--- Start Data in this exercise ---

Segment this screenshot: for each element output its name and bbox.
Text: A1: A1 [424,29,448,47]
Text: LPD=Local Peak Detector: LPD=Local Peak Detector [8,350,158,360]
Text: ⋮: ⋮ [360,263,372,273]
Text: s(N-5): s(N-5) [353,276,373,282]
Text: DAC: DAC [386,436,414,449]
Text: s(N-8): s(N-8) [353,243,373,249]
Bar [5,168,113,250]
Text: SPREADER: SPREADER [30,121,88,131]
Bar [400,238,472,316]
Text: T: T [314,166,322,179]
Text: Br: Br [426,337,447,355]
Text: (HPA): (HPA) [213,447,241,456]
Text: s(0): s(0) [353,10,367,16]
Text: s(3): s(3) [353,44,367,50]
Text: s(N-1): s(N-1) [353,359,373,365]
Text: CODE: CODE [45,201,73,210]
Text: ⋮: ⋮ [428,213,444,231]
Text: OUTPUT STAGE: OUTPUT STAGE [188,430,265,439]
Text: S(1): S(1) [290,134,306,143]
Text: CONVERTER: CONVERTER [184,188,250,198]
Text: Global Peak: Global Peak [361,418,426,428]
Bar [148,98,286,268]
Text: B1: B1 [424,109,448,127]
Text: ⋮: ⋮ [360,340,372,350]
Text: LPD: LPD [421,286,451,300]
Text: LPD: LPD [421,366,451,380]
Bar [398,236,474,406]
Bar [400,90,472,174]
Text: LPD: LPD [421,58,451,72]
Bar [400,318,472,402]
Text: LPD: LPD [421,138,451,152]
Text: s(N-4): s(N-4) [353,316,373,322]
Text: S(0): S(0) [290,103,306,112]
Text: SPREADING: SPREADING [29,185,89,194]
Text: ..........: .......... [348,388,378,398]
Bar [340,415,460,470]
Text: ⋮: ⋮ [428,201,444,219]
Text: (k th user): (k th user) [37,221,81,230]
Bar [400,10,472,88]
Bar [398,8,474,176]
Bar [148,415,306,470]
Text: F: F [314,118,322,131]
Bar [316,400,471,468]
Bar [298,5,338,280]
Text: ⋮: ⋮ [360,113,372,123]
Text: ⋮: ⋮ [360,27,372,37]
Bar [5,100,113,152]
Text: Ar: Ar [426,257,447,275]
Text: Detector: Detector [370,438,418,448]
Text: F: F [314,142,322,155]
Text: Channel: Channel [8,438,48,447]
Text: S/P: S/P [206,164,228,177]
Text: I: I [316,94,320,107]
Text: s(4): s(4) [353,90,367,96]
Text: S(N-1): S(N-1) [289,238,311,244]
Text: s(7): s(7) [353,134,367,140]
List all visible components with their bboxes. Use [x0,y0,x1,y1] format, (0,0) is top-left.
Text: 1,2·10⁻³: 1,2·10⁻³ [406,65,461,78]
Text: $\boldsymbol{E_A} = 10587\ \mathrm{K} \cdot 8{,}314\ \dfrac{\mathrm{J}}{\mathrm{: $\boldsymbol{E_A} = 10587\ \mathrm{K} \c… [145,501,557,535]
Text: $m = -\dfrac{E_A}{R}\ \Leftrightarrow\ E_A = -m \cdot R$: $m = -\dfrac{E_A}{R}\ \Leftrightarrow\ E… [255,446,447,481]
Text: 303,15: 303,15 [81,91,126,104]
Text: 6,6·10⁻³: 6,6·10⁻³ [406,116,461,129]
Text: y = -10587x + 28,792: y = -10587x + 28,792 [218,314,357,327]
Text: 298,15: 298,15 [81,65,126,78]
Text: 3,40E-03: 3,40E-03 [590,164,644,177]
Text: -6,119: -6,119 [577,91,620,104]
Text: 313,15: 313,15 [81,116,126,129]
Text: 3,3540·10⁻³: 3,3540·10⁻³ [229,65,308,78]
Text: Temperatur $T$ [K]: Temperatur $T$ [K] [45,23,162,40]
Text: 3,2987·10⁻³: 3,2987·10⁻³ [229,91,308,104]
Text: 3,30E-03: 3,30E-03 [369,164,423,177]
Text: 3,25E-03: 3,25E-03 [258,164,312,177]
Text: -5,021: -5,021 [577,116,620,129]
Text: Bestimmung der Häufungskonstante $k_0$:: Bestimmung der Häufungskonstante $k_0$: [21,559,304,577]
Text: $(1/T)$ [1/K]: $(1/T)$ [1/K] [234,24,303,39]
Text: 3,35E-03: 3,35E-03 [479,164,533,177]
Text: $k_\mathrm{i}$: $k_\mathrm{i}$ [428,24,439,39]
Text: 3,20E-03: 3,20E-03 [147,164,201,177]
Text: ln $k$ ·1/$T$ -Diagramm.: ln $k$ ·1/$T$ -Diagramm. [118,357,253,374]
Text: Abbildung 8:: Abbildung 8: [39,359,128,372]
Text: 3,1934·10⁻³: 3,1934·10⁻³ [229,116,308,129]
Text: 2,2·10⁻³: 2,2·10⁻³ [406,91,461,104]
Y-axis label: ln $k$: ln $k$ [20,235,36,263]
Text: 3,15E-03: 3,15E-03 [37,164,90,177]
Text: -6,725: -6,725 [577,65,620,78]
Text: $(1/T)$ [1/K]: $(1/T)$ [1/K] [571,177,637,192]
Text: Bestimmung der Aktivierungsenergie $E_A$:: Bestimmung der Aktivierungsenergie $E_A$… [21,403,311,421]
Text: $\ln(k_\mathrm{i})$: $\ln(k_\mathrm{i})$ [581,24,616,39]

--- End Data in this exercise ---

§ **Written problem**: Which lines of the material above contain the word "Detector"? Pick out each one and copy it.

§ **Solution to this exercise**:
Text: LPD=Local Peak Detector: LPD=Local Peak Detector [8,350,158,360]
Text: Detector: Detector [370,438,418,448]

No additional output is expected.